What to produce: Each line of the material below that holds the word "JSON" needs to be copied.

Data extract:
---+---

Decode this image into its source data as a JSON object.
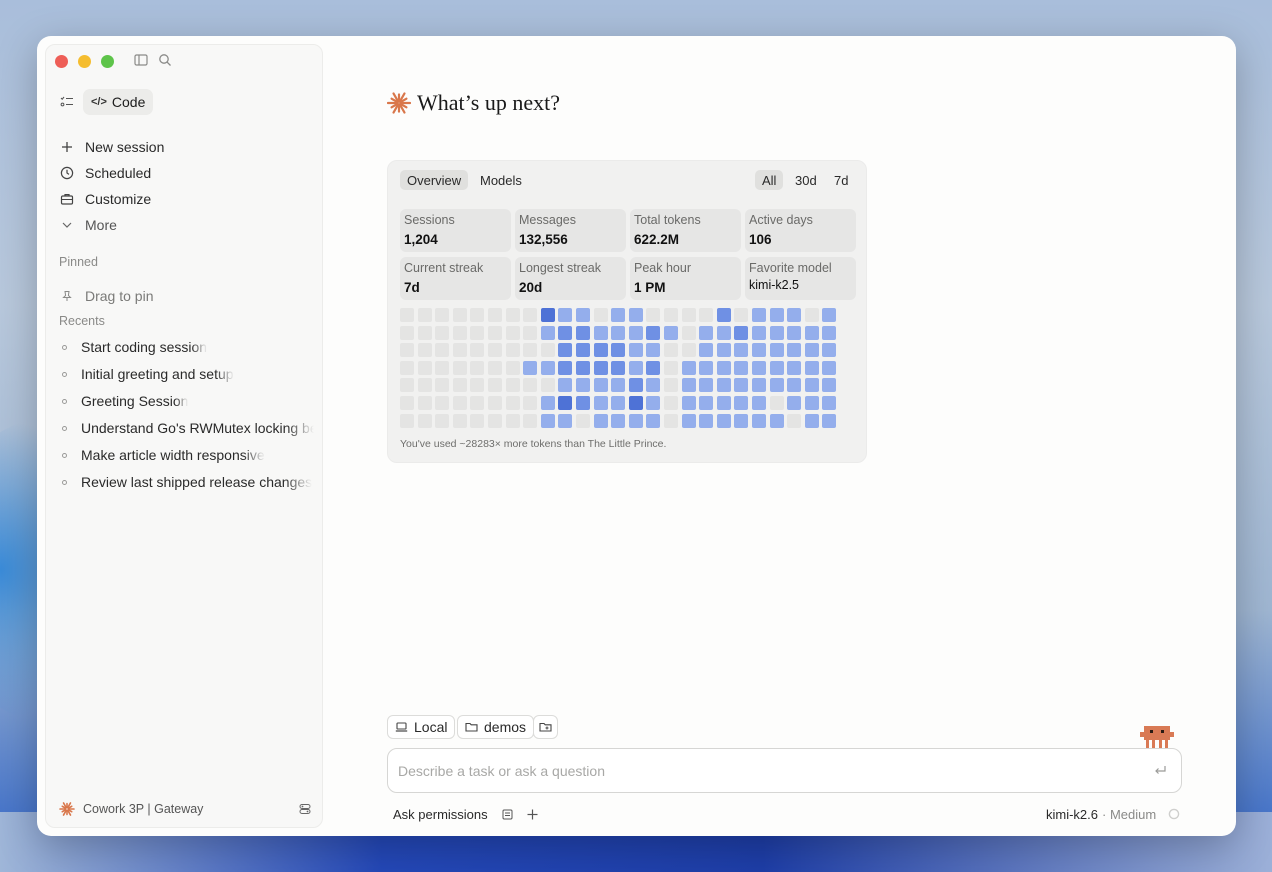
{
  "sidebar": {
    "code_label": "Code",
    "nav": [
      {
        "label": "New session",
        "icon": "plus-icon"
      },
      {
        "label": "Scheduled",
        "icon": "clock-icon"
      },
      {
        "label": "Customize",
        "icon": "briefcase-icon"
      },
      {
        "label": "More",
        "icon": "chevron-down-icon"
      }
    ],
    "pinned_title": "Pinned",
    "pin_hint": "Drag to pin",
    "recents_title": "Recents",
    "recents": [
      "Start coding session",
      "Initial greeting and setup",
      "Greeting Session",
      "Understand Go's RWMutex locking be",
      "Make article width responsive",
      "Review last shipped release changes"
    ],
    "footer_label": "Cowork 3P | Gateway"
  },
  "main": {
    "greeting": "What’s up next?"
  },
  "stats": {
    "tabs": [
      "Overview",
      "Models"
    ],
    "ranges": [
      "All",
      "30d",
      "7d"
    ],
    "cards": [
      {
        "label": "Sessions",
        "value": "1,204"
      },
      {
        "label": "Messages",
        "value": "132,556"
      },
      {
        "label": "Total tokens",
        "value": "622.2M"
      },
      {
        "label": "Active days",
        "value": "106"
      },
      {
        "label": "Current streak",
        "value": "7d"
      },
      {
        "label": "Longest streak",
        "value": "20d"
      },
      {
        "label": "Peak hour",
        "value": "1 PM"
      },
      {
        "label": "Favorite model",
        "value": "kimi-k2.5"
      }
    ],
    "heatmap_levels": [
      [
        0,
        0,
        0,
        0,
        0,
        0,
        0,
        0,
        4,
        2,
        2,
        0,
        2,
        2,
        0,
        0,
        0,
        0,
        3,
        0,
        2,
        2,
        2,
        0,
        2
      ],
      [
        0,
        0,
        0,
        0,
        0,
        0,
        0,
        0,
        2,
        3,
        3,
        2,
        2,
        2,
        3,
        2,
        0,
        2,
        2,
        3,
        2,
        2,
        2,
        2,
        2
      ],
      [
        0,
        0,
        0,
        0,
        0,
        0,
        0,
        0,
        0,
        3,
        3,
        3,
        3,
        2,
        2,
        0,
        0,
        2,
        2,
        2,
        2,
        2,
        2,
        2,
        2
      ],
      [
        0,
        0,
        0,
        0,
        0,
        0,
        0,
        2,
        2,
        3,
        3,
        3,
        3,
        2,
        3,
        0,
        2,
        2,
        2,
        2,
        2,
        2,
        2,
        2,
        2
      ],
      [
        0,
        0,
        0,
        0,
        0,
        0,
        0,
        0,
        0,
        2,
        2,
        2,
        2,
        3,
        2,
        0,
        2,
        2,
        2,
        2,
        2,
        2,
        2,
        2,
        2
      ],
      [
        0,
        0,
        0,
        0,
        0,
        0,
        0,
        0,
        2,
        4,
        3,
        2,
        2,
        4,
        2,
        0,
        2,
        2,
        2,
        2,
        2,
        0,
        2,
        2,
        2
      ],
      [
        0,
        0,
        0,
        0,
        0,
        0,
        0,
        0,
        2,
        2,
        0,
        2,
        2,
        2,
        2,
        0,
        2,
        2,
        2,
        2,
        2,
        2,
        0,
        2,
        2
      ]
    ],
    "heatmap_colors": [
      "#e4e4e3",
      "#c5d3f4",
      "#94aeec",
      "#6f90e4",
      "#4e72d6"
    ],
    "footnote": "You've used ~28283× more tokens than The Little Prince."
  },
  "composer": {
    "chips": [
      {
        "label": "Local",
        "icon": "laptop-icon"
      },
      {
        "label": "demos",
        "icon": "folder-icon"
      }
    ],
    "placeholder": "Describe a task or ask a question",
    "permissions_label": "Ask permissions",
    "model_name": "kimi-k2.6",
    "effort_label": "· Medium"
  },
  "colors": {
    "accent_burst": "#d9774b",
    "mascot": "#d97a55"
  }
}
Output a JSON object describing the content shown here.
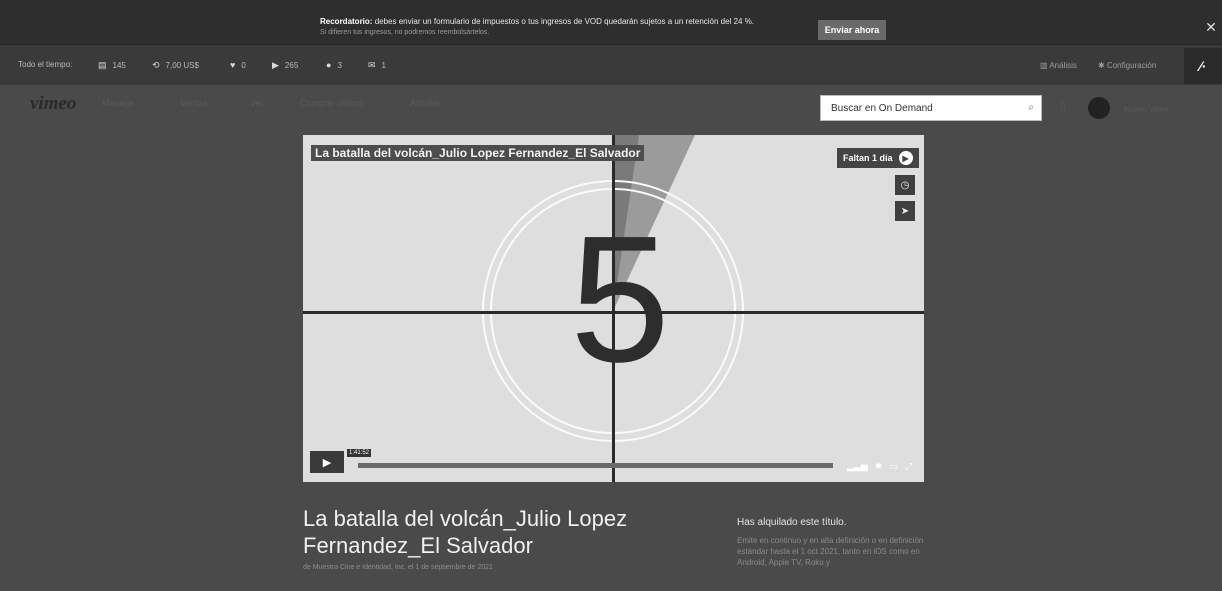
{
  "banner": {
    "title": "Recordatorio:",
    "message": "debes enviar un formulario de impuestos o tus ingresos de VOD quedarán sujetos a un retención del 24 %.",
    "sub": "Si difieren tus ingresos, no podremos reembolsártelos.",
    "button": "Enviar ahora",
    "close": "✕"
  },
  "stats": {
    "period": "Todo el tiempo:",
    "items": [
      {
        "icon": "ticket-icon",
        "glyph": "▤",
        "value": "145"
      },
      {
        "icon": "money-icon",
        "glyph": "⟲",
        "value": "7,00 US$"
      },
      {
        "icon": "heart-icon",
        "glyph": "♥",
        "value": "0"
      },
      {
        "icon": "play-icon",
        "glyph": "▶",
        "value": "265"
      },
      {
        "icon": "comment-icon",
        "glyph": "●",
        "value": "3"
      },
      {
        "icon": "mail-icon",
        "glyph": "✉",
        "value": "1"
      }
    ],
    "analytics": "Análisis",
    "settings": "Configuración",
    "toggle": "⁄·"
  },
  "nav": {
    "logo": "vimeo",
    "items": [
      "Manage",
      "Ventas",
      "Ver",
      "Comprar videos",
      "Alquilar"
    ],
    "search_placeholder": "Buscar en On Demand",
    "user": "Nuevo video"
  },
  "player": {
    "title": "La batalla del volcán_Julio Lopez Fernandez_El Salvador",
    "countdown": "5",
    "badge": "Faltan 1 día",
    "time": "1:41:52",
    "hd": "HD"
  },
  "page": {
    "title": "La batalla del volcán_Julio Lopez Fernandez_El Salvador",
    "meta": "de Muestra Cine e Identidad, Inc. el 1 de septiembre de 2021",
    "rent_heading": "Has alquilado este título.",
    "rent_body": "Emite en continuo y en alta definición o en definición estándar hasta el 1 oct 2021, tanto en iOS como en Android, Apple TV, Roku y"
  }
}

---+---

Task answer:
Decode this image into its source data as a JSON object.
Output a JSON object describing the content shown here.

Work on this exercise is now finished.